-- What this task involves --
Copy the data below verbatim, from the line with "map-box: [195, 478, 434, 702]" up to and including the line with "88, 1038, 313]".

──────── Records for this task

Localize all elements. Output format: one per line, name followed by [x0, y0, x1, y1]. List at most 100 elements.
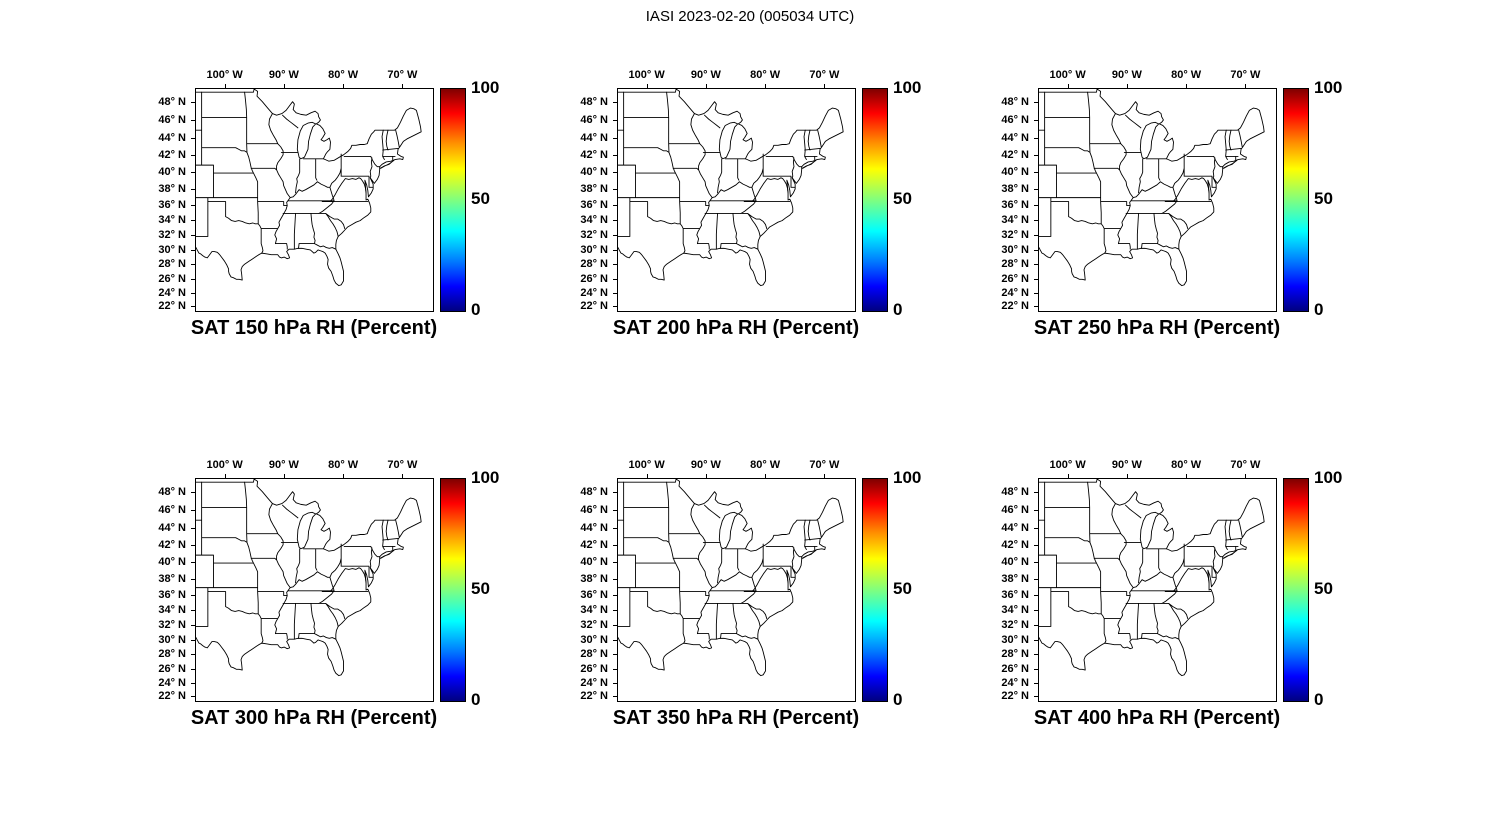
map-box: [195, 478, 434, 702]
latitude-tick-mark: [1034, 155, 1038, 157]
latitude-tick-label: 40° N: [158, 556, 186, 569]
longitude-tick-label: 90° W: [268, 459, 299, 471]
panel: 100° W 90° W 80° W 70° W 48° N: [572, 458, 952, 758]
latitude-tick-mark: [613, 204, 617, 206]
latitude-tick-label: 34° N: [580, 603, 608, 616]
longitude-tick-mark: [1126, 84, 1128, 88]
latitude-tick-mark: [191, 138, 195, 140]
latitude-tick-mark: [191, 491, 195, 493]
panel: 100° W 90° W 80° W 70° W 48° N: [572, 68, 952, 368]
latitude-axis: 48° N 46° N 44° N 42° N 40° N 38° N: [993, 88, 1038, 313]
latitude-tick-mark: [613, 562, 617, 564]
latitude-tick-label: 40° N: [1001, 556, 1029, 569]
latitude-tick-label: 28° N: [1001, 258, 1029, 271]
latitude-tick-label: 46° N: [580, 114, 608, 127]
latitude-tick-label: 22° N: [1001, 300, 1029, 313]
latitude-tick-label: 24° N: [1001, 286, 1029, 299]
latitude-tick-mark: [1034, 235, 1038, 237]
latitude-tick-label: 34° N: [580, 213, 608, 226]
latitude-tick-mark: [613, 264, 617, 266]
panel-caption: SAT 150 hPa RH (Percent): [190, 317, 438, 339]
latitude-tick-label: 48° N: [158, 95, 186, 108]
latitude-tick-label: 28° N: [1001, 648, 1029, 661]
latitude-tick-mark: [1034, 138, 1038, 140]
colorbar-tick-label: 50: [471, 189, 490, 208]
longitude-tick-label: 70° W: [1230, 69, 1261, 81]
latitude-tick-label: 46° N: [158, 114, 186, 127]
latitude-tick-mark: [191, 639, 195, 641]
latitude-tick-mark: [1034, 639, 1038, 641]
latitude-tick-label: 34° N: [1001, 213, 1029, 226]
longitude-tick-mark: [1067, 84, 1069, 88]
latitude-tick-mark: [191, 249, 195, 251]
colorbar-tick-label: 0: [1314, 300, 1324, 319]
colorbar-axis: 100 50 0: [893, 468, 948, 709]
latitude-tick-mark: [613, 594, 617, 596]
map-box: [1038, 478, 1277, 702]
latitude-tick-mark: [191, 578, 195, 580]
colorbar: [440, 478, 466, 702]
latitude-tick-label: 28° N: [158, 648, 186, 661]
latitude-tick-mark: [613, 668, 617, 670]
latitude-tick-label: 42° N: [158, 149, 186, 162]
colorbar-axis: 100 50 0: [893, 78, 948, 319]
latitude-tick-label: 32° N: [158, 619, 186, 632]
latitude-tick-mark: [191, 682, 195, 684]
latitude-tick-mark: [191, 278, 195, 280]
longitude-tick-label: 100° W: [206, 459, 243, 471]
colorbar-axis: 100 50 0: [471, 78, 526, 319]
panel-caption: SAT 300 hPa RH (Percent): [190, 707, 438, 729]
latitude-tick-mark: [1034, 625, 1038, 627]
latitude-tick-label: 46° N: [1001, 504, 1029, 517]
map-box: [1038, 88, 1277, 312]
latitude-tick-label: 48° N: [580, 95, 608, 108]
latitude-tick-label: 24° N: [1001, 676, 1029, 689]
figure-title: IASI 2023-02-20 (005034 UTC): [645, 8, 855, 25]
latitude-tick-mark: [613, 101, 617, 103]
latitude-tick-mark: [191, 696, 195, 698]
latitude-tick-label: 42° N: [580, 539, 608, 552]
longitude-tick-label: 70° W: [387, 459, 418, 471]
longitude-tick-label: 100° W: [1049, 69, 1086, 81]
longitude-tick-mark: [283, 474, 285, 478]
latitude-tick-mark: [191, 609, 195, 611]
latitude-tick-mark: [191, 188, 195, 190]
latitude-tick-mark: [613, 155, 617, 157]
latitude-tick-label: 38° N: [580, 572, 608, 585]
longitude-tick-label: 80° W: [328, 459, 359, 471]
longitude-tick-label: 70° W: [809, 459, 840, 471]
latitude-tick-label: 32° N: [580, 619, 608, 632]
latitude-tick-label: 44° N: [158, 522, 186, 535]
colorbar: [1283, 88, 1309, 312]
latitude-tick-mark: [1034, 188, 1038, 190]
latitude-tick-mark: [1034, 545, 1038, 547]
latitude-tick-mark: [613, 654, 617, 656]
longitude-tick-label: 80° W: [750, 69, 781, 81]
latitude-tick-mark: [1034, 491, 1038, 493]
latitude-tick-label: 48° N: [580, 485, 608, 498]
latitude-tick-label: 38° N: [158, 182, 186, 195]
latitude-tick-label: 30° N: [158, 633, 186, 646]
latitude-tick-label: 24° N: [580, 286, 608, 299]
latitude-tick-mark: [613, 545, 617, 547]
longitude-tick-mark: [224, 84, 226, 88]
panel: 100° W 90° W 80° W 70° W 48° N: [150, 458, 530, 758]
longitude-tick-mark: [705, 474, 707, 478]
longitude-tick-label: 100° W: [628, 459, 665, 471]
longitude-tick-mark: [824, 474, 826, 478]
latitude-tick-label: 34° N: [158, 603, 186, 616]
longitude-tick-label: 100° W: [1049, 459, 1086, 471]
latitude-tick-label: 22° N: [580, 300, 608, 313]
latitude-tick-mark: [1034, 204, 1038, 206]
longitude-axis: 100° W 90° W 80° W 70° W: [617, 458, 854, 478]
latitude-tick-label: 22° N: [158, 690, 186, 703]
panel-caption: SAT 400 hPa RH (Percent): [1033, 707, 1281, 729]
colorbar-tick-label: 100: [1314, 468, 1343, 487]
latitude-tick-mark: [613, 696, 617, 698]
latitude-tick-label: 26° N: [158, 272, 186, 285]
latitude-tick-mark: [191, 219, 195, 221]
latitude-axis: 48° N 46° N 44° N 42° N 40° N 38° N: [993, 478, 1038, 702]
longitude-tick-mark: [1186, 474, 1188, 478]
latitude-tick-mark: [191, 562, 195, 564]
latitude-tick-label: 22° N: [580, 690, 608, 703]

────────────────

-- Result of this exercise --
map-box: [195, 478, 434, 702]
latitude-tick-mark: [1034, 155, 1038, 157]
latitude-tick-label: 40° N: [158, 556, 186, 569]
longitude-tick-label: 90° W: [268, 459, 299, 471]
panel: 100° W 90° W 80° W 70° W 48° N: [572, 458, 952, 758]
latitude-tick-mark: [613, 204, 617, 206]
latitude-tick-label: 34° N: [580, 603, 608, 616]
longitude-tick-mark: [1126, 84, 1128, 88]
latitude-tick-mark: [191, 138, 195, 140]
latitude-tick-mark: [191, 491, 195, 493]
panel: 100° W 90° W 80° W 70° W 48° N: [572, 68, 952, 368]
latitude-axis: 48° N 46° N 44° N 42° N 40° N 38° N: [993, 88, 1038, 313]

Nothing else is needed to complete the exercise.